• Excerpt to read:
★ ★ ★ ★ ★ ★ ★

5 Machine learning methods selection

Choosing machine learning methods for fluid rheology involves decisions on model topology, training algorithms, and optimization techniques. Common models include feedforward neural networks (FFNNs) with backpropagation (BP-ANN) or ELM. BP-ANN is a baseline, while ELM offers faster training. Other methods, such as ANFIS, RBFNN, SVR, and PNN, are also considered. Section 5 provides a concise overview of these models, comparing their strengths and weaknesses in predicting fluid rheology parameters. It also briefly touches on the potential of semi-supervised learning and the necessity of metaheuristic optimization for model topology. It also emphasizes the importance of reproducibility in machine learning research through a proposed checklist and the creation of a comprehensive database.

5.1 Model topologies and training algorithms

Various aspects need to be considered when selecting machine learning methods, such as the model topology or structure, training algorithm, and platform. Table 4 shows the hyperparameters, advantages, and disadvantages of the common methods for predicting variables and parameters related to fluids rheology. FFNN is the commonly employed model topology. FFNN can be trained using a BP algorithm known as BP-ANN or MLP. BP-ANN, as the classic and popular machine learning algorithm, is usually employed as the main proposed program and benchmarking method. The training algorithm can be selected from various methods. The most well-known approach is the Levenberg–Marquardt (LM) because it often shows the most accurate and rapid training time [48]. However, LM tends to have a high possibility of being trapped at a local solution. The hyperparameters include the layer number and the hidden neuron number in each layer. The layer can also be selected from one or two hidden layers, depending on whether one hidden layer has acceptable accuracy [48,63].

★ ★ ★ ★ ★ ★ ★

• Request A: Why, according to the machine learning excerpt, is Levenberg–Marquardt the most well-known training approach? Answer in one to three sentences.
• Request B:
Answer these questions from the machine learning excerpt:
(i) What does ELM offer compared with BP-ANN?
(ii) What weakness does Levenberg–Marquardt tend to have?
(iii) Which hyperparameters are named for the model?
• Request C: From the machine learning excerpt, quote the passage that starts with the words "5 Machine learning" and ends after "a comprehensive database.".

Page element annotations:

★ ★ ★ ★ ★ ★ ★

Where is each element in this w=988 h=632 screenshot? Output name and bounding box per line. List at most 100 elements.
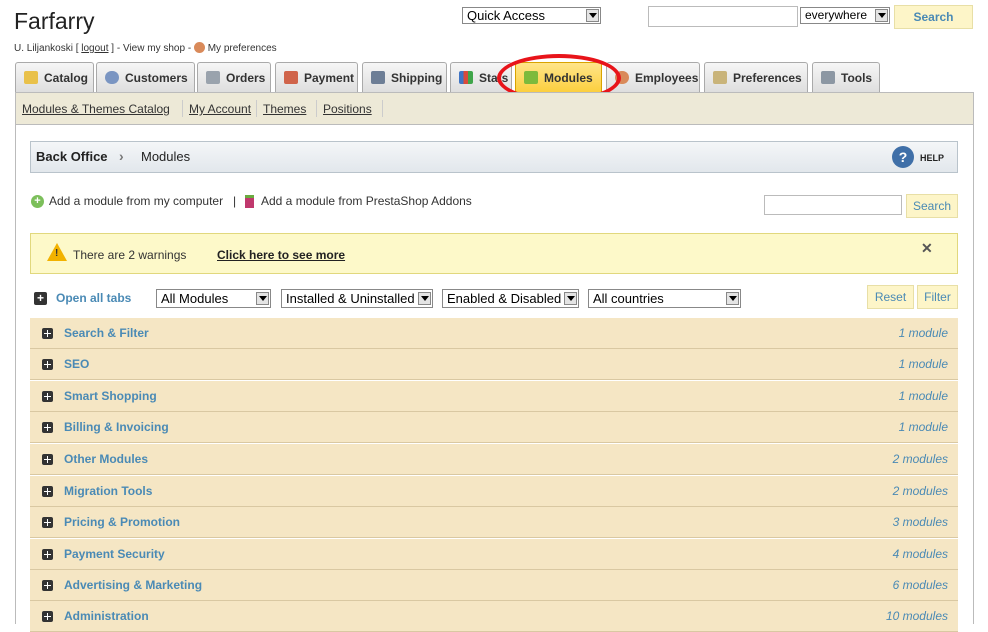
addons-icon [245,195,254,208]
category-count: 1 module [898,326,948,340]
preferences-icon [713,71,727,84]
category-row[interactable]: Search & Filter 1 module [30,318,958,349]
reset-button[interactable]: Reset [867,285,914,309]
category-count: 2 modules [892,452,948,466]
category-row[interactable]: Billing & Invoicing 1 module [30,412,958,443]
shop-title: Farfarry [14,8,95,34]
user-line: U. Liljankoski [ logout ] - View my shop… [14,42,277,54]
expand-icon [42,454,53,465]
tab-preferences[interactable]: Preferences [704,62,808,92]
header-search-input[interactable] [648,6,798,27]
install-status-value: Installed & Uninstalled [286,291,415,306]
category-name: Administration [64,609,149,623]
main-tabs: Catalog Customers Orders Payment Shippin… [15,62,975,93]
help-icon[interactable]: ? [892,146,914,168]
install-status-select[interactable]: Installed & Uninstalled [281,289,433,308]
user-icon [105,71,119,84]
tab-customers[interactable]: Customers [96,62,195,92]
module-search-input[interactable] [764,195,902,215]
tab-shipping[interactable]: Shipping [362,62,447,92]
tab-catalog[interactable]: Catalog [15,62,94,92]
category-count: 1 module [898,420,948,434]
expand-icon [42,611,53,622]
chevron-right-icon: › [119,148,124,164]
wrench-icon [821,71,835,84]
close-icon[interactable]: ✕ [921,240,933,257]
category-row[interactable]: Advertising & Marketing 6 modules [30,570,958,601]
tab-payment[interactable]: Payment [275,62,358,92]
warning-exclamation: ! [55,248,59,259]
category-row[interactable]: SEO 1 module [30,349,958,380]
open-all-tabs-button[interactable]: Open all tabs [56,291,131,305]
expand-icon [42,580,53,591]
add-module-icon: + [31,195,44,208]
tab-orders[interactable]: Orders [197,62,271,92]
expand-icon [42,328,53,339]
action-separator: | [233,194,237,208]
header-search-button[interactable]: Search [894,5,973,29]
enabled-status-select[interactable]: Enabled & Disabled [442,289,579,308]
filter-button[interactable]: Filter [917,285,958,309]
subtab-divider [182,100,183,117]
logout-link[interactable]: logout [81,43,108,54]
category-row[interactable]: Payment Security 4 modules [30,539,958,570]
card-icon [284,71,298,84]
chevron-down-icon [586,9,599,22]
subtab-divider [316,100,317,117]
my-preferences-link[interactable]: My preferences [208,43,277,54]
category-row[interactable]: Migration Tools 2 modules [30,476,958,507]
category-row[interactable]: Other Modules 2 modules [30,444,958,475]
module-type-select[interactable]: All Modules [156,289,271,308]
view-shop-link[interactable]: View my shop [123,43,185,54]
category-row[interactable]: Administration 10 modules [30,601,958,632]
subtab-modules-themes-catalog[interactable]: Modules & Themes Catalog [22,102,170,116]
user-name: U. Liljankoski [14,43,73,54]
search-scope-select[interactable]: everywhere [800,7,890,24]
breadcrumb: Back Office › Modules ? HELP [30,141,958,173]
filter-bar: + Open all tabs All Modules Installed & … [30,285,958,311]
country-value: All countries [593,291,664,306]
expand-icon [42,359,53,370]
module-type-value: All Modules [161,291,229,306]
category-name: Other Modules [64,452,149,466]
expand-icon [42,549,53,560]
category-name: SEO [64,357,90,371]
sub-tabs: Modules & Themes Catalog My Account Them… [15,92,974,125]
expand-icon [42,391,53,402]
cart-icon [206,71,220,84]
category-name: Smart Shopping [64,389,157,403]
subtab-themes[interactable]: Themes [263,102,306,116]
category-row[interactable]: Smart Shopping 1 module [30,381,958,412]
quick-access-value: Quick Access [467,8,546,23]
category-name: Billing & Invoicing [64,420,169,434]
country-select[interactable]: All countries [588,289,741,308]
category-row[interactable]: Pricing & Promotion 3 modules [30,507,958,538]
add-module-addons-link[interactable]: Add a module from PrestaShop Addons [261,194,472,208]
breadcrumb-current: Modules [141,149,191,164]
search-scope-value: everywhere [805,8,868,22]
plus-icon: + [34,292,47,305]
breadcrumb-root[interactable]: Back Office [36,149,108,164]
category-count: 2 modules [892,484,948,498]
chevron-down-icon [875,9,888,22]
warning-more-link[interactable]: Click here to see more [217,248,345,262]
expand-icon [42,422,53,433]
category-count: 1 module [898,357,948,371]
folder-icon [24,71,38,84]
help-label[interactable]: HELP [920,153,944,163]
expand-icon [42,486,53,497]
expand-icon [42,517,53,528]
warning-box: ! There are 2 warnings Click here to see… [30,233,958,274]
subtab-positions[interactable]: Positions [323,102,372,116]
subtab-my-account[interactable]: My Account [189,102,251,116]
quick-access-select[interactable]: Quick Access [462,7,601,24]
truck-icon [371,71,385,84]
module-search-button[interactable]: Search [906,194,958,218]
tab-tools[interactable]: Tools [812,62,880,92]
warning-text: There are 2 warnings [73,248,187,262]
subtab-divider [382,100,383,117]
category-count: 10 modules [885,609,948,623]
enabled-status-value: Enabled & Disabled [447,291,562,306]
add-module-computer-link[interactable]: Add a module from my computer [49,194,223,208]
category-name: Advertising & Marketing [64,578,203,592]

★ ★ ★ ★ ★ ★ ★

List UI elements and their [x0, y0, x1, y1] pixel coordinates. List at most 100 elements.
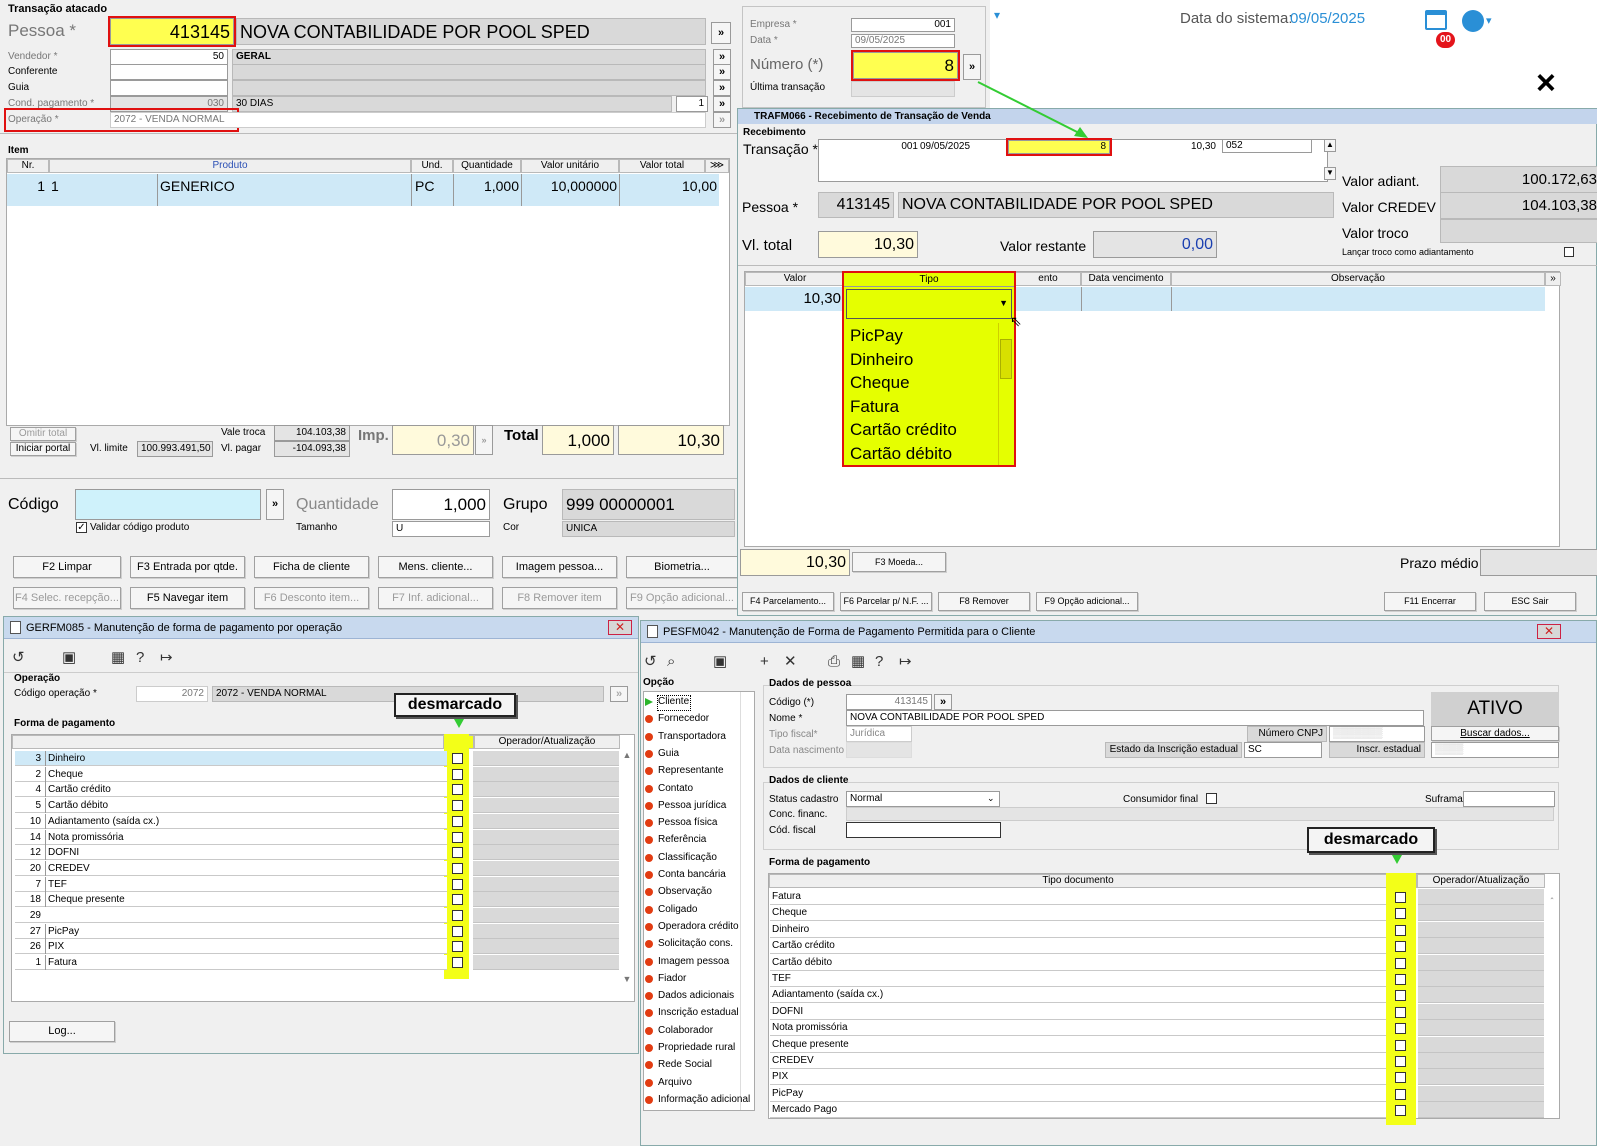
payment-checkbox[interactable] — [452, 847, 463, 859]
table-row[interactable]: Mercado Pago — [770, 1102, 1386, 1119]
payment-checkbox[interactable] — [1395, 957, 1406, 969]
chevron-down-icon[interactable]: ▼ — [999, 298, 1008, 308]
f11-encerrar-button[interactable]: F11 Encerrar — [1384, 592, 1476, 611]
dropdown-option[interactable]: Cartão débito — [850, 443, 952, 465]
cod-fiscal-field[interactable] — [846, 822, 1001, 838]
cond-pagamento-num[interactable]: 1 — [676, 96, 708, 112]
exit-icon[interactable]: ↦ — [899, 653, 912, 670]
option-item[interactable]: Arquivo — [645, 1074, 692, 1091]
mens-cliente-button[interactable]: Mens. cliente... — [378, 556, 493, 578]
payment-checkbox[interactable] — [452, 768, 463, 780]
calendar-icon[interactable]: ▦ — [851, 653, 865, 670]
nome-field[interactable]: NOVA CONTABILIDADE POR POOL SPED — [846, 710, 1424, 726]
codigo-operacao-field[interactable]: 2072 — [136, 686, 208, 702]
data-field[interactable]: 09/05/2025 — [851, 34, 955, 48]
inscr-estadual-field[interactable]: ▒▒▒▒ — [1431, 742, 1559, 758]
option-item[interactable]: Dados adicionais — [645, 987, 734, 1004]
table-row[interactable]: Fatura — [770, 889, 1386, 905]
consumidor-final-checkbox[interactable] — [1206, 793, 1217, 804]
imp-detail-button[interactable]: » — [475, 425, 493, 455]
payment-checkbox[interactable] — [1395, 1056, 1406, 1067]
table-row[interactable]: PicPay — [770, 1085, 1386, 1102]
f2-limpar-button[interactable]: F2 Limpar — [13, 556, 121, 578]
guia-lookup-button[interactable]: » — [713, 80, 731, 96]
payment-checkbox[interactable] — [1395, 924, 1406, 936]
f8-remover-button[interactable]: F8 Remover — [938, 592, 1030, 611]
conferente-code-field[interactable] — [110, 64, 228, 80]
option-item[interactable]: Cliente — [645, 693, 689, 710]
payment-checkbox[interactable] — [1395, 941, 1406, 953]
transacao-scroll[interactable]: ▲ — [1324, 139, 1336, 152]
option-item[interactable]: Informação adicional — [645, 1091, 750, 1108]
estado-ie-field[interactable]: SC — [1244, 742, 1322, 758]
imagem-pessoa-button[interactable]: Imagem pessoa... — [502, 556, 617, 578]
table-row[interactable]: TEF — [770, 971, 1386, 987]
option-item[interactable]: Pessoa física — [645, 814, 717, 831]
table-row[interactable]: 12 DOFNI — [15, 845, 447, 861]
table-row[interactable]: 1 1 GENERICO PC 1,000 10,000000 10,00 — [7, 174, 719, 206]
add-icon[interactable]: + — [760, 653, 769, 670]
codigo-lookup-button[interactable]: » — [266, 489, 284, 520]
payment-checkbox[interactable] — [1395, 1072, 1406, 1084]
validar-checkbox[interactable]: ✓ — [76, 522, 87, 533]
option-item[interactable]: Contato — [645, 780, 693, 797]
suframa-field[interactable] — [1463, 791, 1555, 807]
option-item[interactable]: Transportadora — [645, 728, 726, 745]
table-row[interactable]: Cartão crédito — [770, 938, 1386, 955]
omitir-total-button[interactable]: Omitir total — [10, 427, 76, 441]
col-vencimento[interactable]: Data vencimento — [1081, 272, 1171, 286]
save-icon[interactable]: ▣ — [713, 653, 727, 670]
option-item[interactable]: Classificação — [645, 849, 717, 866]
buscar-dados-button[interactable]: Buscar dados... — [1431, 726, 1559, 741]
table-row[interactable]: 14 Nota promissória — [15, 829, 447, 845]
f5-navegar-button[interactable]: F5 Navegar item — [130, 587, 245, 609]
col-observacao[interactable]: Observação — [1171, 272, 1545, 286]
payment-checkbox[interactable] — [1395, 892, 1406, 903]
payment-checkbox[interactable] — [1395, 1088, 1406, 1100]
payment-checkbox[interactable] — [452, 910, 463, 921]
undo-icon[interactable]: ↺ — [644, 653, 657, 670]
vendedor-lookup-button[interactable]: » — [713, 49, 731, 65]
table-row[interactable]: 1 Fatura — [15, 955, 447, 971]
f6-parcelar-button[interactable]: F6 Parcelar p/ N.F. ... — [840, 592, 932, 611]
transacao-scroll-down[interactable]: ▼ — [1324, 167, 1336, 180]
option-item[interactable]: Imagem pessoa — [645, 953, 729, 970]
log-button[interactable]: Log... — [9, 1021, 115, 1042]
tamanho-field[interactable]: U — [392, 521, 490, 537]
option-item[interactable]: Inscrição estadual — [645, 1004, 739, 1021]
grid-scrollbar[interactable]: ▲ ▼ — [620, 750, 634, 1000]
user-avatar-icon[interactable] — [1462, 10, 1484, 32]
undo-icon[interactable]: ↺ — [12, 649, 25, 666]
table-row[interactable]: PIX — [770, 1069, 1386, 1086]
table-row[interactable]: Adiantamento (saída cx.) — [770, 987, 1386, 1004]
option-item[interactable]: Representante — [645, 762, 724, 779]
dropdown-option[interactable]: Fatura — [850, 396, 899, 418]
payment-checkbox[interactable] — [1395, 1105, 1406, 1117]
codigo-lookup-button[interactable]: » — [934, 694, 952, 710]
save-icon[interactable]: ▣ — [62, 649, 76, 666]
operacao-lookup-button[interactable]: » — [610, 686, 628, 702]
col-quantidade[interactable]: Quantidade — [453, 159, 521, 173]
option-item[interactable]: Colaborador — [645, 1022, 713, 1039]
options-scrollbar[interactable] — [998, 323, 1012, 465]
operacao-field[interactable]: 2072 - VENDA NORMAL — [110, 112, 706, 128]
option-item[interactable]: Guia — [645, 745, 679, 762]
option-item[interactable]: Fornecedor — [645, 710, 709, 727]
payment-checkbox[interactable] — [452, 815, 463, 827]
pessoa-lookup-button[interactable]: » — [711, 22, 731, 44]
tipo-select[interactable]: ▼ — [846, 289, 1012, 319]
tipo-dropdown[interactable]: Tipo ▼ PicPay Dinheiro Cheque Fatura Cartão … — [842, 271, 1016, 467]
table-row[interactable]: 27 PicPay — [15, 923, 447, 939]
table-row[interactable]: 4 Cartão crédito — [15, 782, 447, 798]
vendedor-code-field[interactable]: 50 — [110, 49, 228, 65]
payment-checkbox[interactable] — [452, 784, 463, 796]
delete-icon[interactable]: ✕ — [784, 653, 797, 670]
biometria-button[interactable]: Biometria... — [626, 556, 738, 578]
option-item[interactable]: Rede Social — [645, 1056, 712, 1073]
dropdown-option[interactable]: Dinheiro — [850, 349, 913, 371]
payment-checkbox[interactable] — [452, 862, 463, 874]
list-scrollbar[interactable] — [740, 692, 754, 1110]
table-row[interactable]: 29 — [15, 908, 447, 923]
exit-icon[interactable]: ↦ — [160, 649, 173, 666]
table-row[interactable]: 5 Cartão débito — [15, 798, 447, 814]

★ ★ ★ ★ ★ ★ ★

• Problem solution A: Levenberg–Marquardt is the most well-known training approach because it often shows the most accurate and rapid training time.

• Problem solution B:
(i) ELM offers faster training.
(ii) It has a high possibility of being trapped at a local solution.
(iii) The layer number and the hidden neuron number in each layer.

• Problem solution C:
5 Machine learning methods selection

Choosing machine learning methods for fluid rheology involves decisions on model topology, training algorithms, and optimization techniques. Common models include feedforward neural networks (FFNNs) with backpropagation (BP-ANN) or ELM. BP-ANN is a baseline, while ELM offers faster training. Other methods, such as ANFIS, RBFNN, SVR, and PNN, are also considered. Section 5 provides a concise overview of these models, comparing their strengths and weaknesses in predicting fluid rheology parameters. It also briefly touches on the potential of semi-supervised learning and the necessity of metaheuristic optimization for model topology. It also emphasizes the importance of reproducibility in machine learning research through a proposed checklist and the creation of a comprehensive database.